WHAT NEEDS TO BE DONE
Copy out all lines with the word "xlabel" in them.

DATA FOR THIS EXERCISE
------------------------------------------------------------

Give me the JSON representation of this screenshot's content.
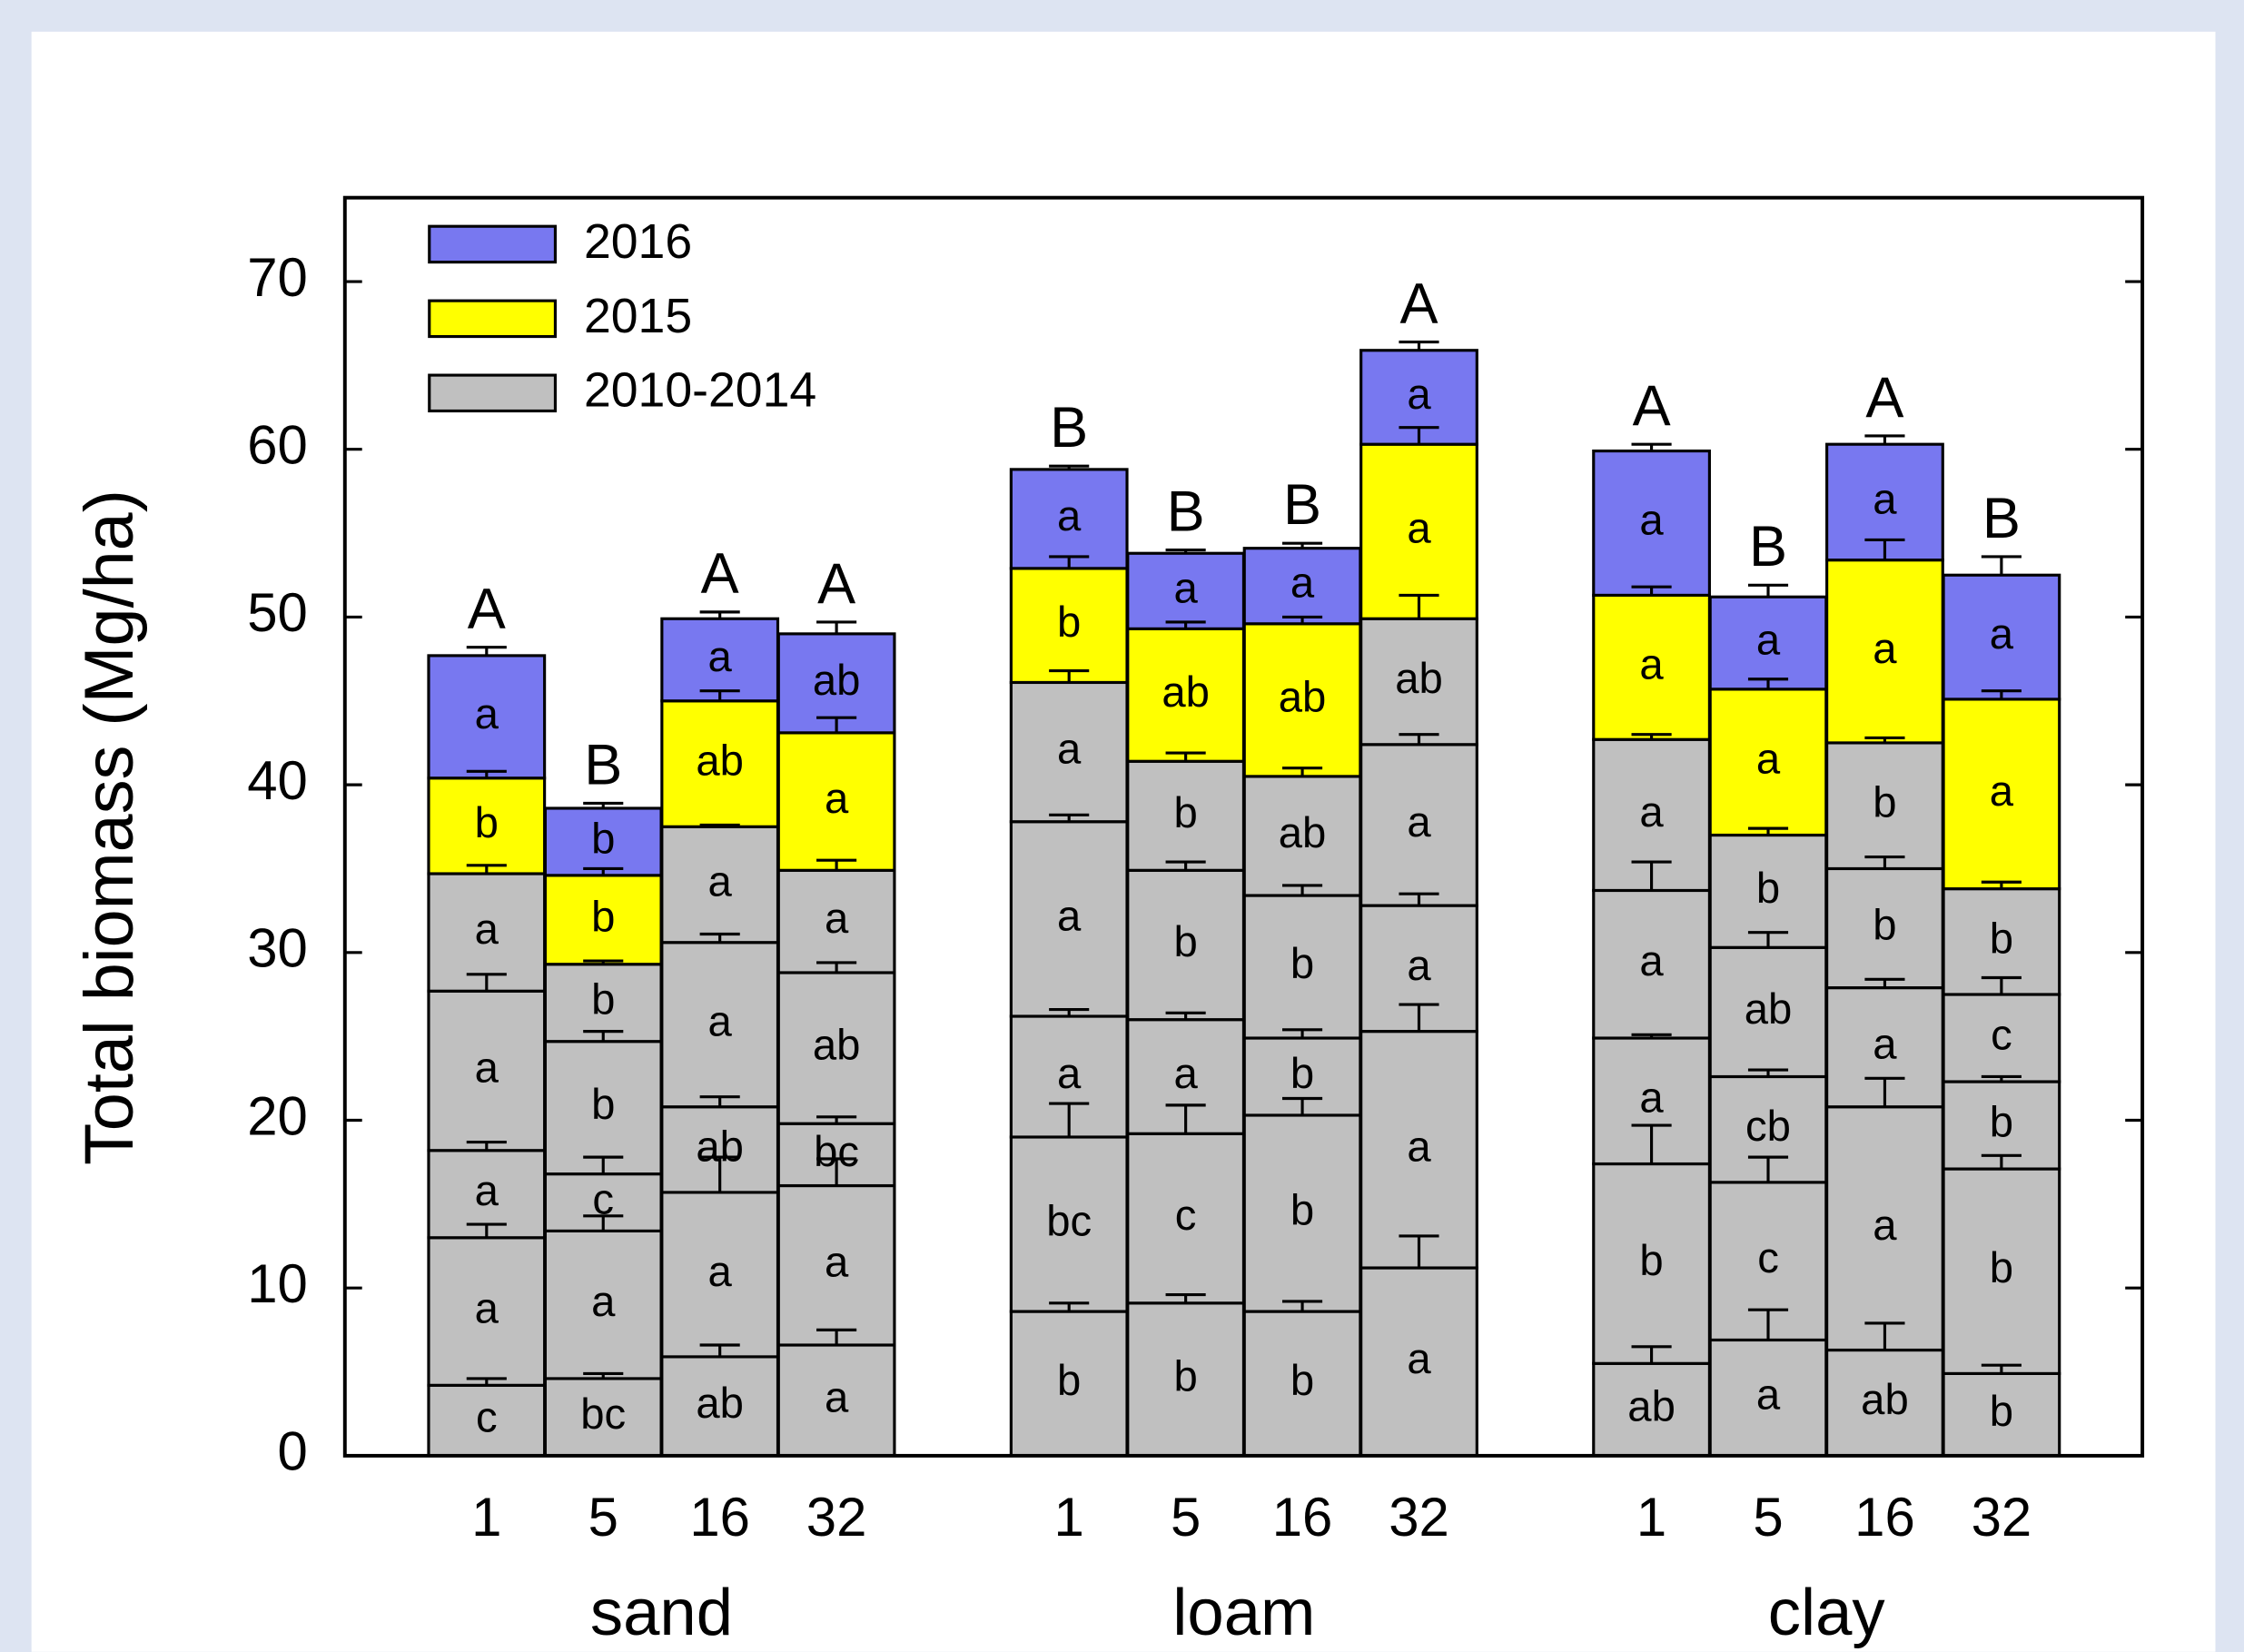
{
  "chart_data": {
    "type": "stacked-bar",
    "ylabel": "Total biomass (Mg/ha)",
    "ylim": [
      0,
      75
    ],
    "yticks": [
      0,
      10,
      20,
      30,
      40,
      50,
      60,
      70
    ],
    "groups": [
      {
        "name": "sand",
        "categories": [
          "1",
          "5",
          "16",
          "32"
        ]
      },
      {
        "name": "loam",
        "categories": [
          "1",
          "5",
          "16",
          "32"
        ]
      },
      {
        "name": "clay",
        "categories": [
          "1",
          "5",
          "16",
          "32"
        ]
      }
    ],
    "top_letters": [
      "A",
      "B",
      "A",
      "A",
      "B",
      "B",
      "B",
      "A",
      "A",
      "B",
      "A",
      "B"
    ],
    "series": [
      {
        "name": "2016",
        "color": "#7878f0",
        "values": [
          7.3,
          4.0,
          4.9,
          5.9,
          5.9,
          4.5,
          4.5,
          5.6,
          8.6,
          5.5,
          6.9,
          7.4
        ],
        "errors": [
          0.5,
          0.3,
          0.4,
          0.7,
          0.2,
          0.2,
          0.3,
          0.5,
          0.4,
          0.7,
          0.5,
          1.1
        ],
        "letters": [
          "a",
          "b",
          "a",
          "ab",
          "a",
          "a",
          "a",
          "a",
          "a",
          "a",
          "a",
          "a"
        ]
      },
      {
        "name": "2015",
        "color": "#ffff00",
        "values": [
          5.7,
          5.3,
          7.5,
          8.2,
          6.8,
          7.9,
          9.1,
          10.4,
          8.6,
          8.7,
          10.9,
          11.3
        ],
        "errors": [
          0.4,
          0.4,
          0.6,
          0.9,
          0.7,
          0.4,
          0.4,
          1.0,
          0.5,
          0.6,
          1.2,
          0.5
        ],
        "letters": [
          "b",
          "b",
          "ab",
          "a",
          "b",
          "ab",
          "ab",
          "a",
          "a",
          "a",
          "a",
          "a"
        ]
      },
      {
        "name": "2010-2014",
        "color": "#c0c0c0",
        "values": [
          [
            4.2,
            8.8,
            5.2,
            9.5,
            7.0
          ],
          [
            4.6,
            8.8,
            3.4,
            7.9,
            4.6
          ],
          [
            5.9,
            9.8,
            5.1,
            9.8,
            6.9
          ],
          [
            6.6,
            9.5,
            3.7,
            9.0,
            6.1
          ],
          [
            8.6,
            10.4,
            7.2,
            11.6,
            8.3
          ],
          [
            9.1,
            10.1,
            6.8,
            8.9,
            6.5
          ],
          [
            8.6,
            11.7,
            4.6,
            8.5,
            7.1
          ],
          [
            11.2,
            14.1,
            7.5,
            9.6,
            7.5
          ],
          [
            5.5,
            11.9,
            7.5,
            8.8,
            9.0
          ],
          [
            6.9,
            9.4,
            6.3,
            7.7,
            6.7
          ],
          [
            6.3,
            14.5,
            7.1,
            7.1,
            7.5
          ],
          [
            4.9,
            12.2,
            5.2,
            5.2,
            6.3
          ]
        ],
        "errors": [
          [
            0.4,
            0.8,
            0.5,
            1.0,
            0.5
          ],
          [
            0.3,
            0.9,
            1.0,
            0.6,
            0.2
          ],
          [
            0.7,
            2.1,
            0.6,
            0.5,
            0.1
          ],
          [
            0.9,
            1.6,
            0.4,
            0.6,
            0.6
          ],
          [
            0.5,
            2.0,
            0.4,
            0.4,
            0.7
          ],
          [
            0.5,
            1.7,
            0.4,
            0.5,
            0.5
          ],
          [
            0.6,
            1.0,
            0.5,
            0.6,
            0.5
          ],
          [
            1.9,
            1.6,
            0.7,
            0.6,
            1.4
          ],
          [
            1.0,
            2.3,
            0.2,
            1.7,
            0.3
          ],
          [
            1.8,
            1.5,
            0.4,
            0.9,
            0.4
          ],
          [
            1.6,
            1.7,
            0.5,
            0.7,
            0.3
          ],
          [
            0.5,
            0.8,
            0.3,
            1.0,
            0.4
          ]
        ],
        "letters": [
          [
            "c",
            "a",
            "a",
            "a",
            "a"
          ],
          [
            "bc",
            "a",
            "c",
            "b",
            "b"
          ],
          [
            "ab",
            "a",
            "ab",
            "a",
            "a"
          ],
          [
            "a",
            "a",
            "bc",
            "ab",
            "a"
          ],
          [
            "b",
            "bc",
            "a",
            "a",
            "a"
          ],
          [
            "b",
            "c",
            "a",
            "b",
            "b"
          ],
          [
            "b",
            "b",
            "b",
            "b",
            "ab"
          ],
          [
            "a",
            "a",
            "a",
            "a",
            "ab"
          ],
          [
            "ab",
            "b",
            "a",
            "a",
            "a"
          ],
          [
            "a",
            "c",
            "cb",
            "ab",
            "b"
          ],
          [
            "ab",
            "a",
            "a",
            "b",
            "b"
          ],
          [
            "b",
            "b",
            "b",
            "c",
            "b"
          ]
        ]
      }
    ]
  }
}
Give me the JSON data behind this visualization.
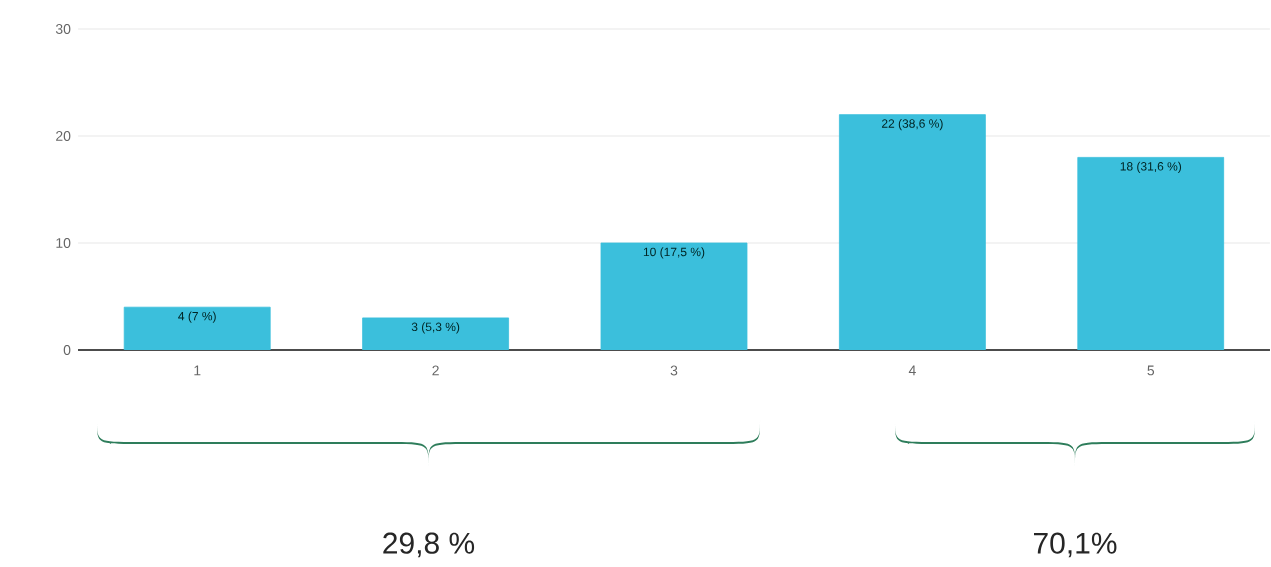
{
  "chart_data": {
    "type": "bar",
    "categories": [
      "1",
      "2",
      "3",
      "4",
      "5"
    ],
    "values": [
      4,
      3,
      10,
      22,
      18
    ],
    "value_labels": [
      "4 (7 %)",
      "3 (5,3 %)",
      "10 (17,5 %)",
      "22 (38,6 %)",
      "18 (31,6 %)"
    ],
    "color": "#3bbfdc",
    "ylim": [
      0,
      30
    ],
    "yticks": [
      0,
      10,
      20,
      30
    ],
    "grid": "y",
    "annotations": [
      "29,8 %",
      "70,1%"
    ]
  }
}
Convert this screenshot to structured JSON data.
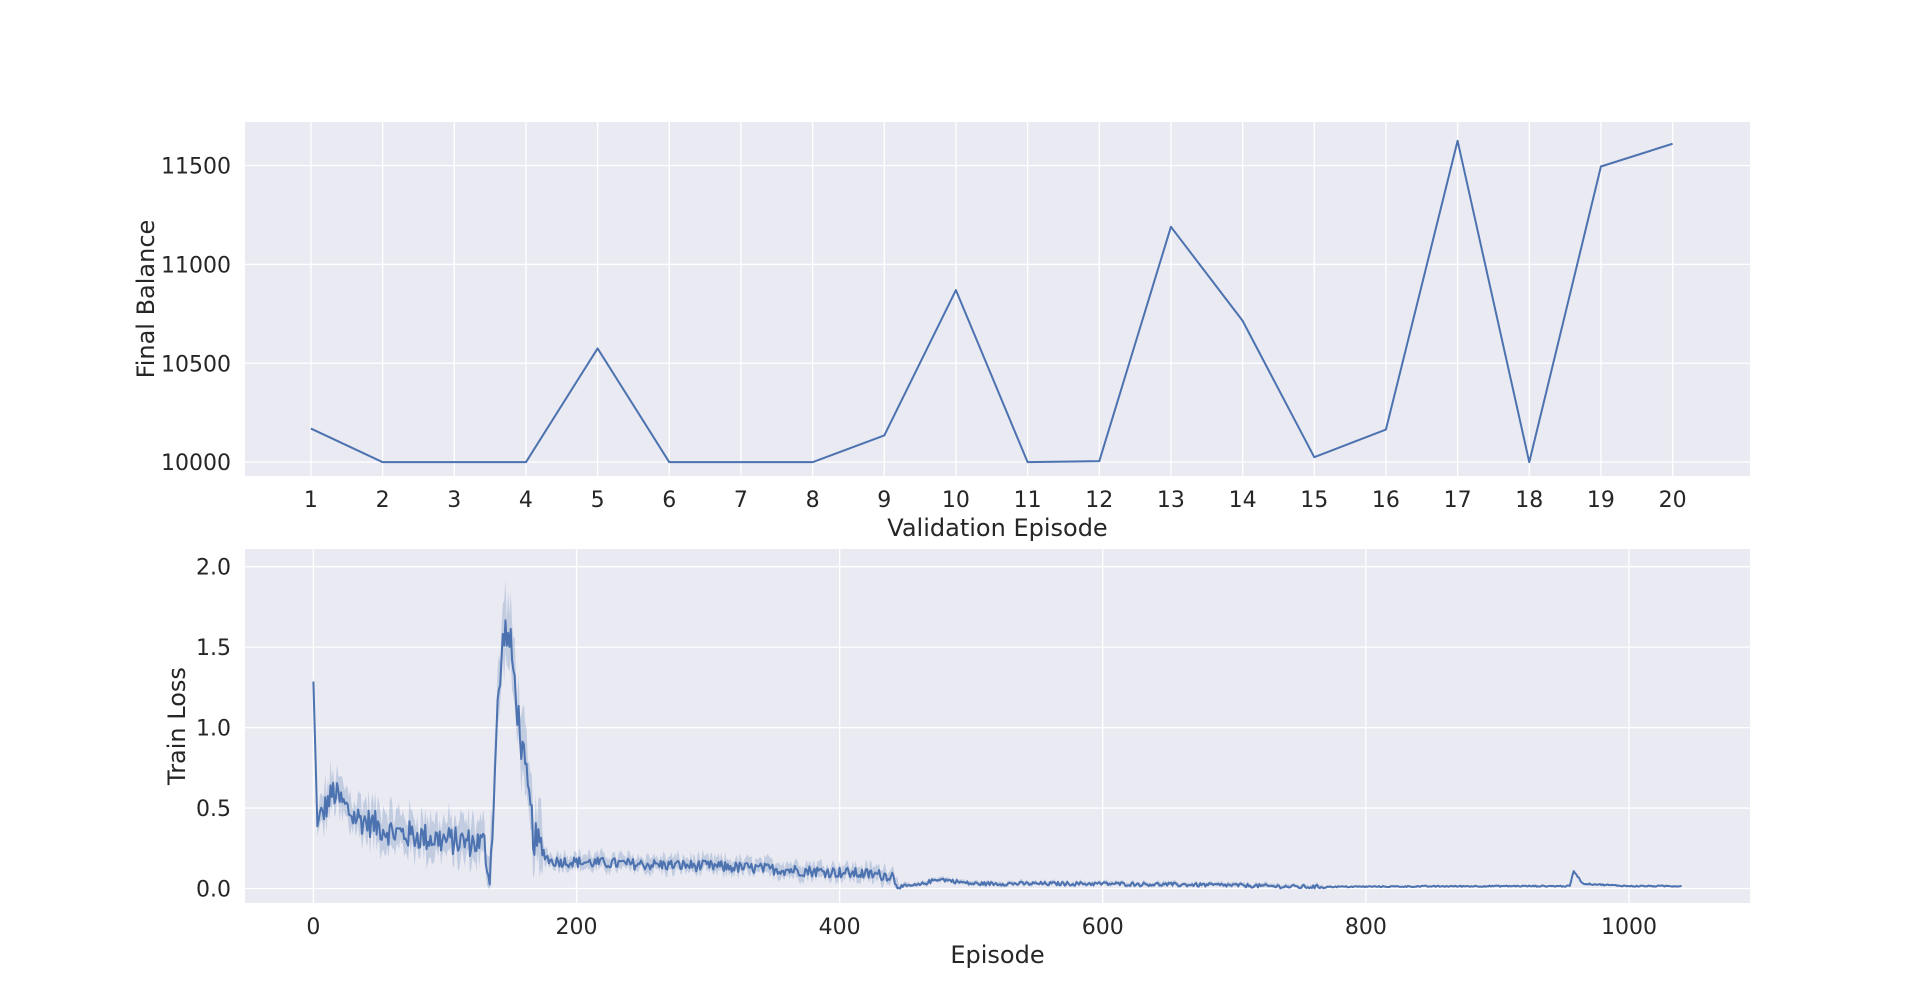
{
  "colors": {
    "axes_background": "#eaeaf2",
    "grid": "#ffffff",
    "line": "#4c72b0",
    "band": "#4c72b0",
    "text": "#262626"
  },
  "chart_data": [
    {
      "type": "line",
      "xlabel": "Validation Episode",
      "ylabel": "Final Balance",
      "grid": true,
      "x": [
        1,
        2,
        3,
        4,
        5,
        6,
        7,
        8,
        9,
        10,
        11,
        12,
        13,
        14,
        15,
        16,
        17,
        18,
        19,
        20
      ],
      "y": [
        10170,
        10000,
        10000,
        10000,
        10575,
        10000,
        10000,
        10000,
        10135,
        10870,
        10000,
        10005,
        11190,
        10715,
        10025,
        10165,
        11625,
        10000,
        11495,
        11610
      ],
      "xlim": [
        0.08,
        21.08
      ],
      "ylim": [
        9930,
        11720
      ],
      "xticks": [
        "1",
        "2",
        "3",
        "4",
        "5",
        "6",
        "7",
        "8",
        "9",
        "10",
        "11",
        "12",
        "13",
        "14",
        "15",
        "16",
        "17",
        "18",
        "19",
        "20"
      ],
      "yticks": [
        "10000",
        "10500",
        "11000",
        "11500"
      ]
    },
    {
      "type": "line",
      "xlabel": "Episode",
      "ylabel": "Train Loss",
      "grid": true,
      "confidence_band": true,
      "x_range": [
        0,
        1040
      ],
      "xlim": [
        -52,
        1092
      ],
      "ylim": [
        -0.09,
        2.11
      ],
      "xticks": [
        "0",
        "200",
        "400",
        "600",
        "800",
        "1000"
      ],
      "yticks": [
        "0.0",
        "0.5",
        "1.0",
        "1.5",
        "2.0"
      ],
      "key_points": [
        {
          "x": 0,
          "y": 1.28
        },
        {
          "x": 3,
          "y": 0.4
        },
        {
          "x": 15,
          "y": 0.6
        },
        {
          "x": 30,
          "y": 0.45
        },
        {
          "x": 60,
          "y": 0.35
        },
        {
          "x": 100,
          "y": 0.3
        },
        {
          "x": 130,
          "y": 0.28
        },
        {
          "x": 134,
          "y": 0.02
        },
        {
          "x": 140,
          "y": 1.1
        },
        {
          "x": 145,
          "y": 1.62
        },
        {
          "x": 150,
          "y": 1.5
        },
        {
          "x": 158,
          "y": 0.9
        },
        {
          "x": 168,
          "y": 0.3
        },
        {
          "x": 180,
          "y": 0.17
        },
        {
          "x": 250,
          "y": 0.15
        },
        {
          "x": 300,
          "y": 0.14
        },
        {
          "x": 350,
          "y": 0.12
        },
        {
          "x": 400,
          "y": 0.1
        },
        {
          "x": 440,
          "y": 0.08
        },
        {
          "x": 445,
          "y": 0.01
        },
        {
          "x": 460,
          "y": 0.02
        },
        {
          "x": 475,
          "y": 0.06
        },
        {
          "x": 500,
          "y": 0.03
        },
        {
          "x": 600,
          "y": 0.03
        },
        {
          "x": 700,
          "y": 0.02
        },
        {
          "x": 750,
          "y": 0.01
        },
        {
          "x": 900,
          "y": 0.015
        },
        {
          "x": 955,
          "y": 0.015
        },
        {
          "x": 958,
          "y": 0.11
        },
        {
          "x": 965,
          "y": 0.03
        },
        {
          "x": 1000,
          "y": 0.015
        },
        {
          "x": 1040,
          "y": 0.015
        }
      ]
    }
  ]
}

------------------------------------------------------------

FINISHED TASK
      "xlabel": "Validation Episode",
      "xlabel": "Episode",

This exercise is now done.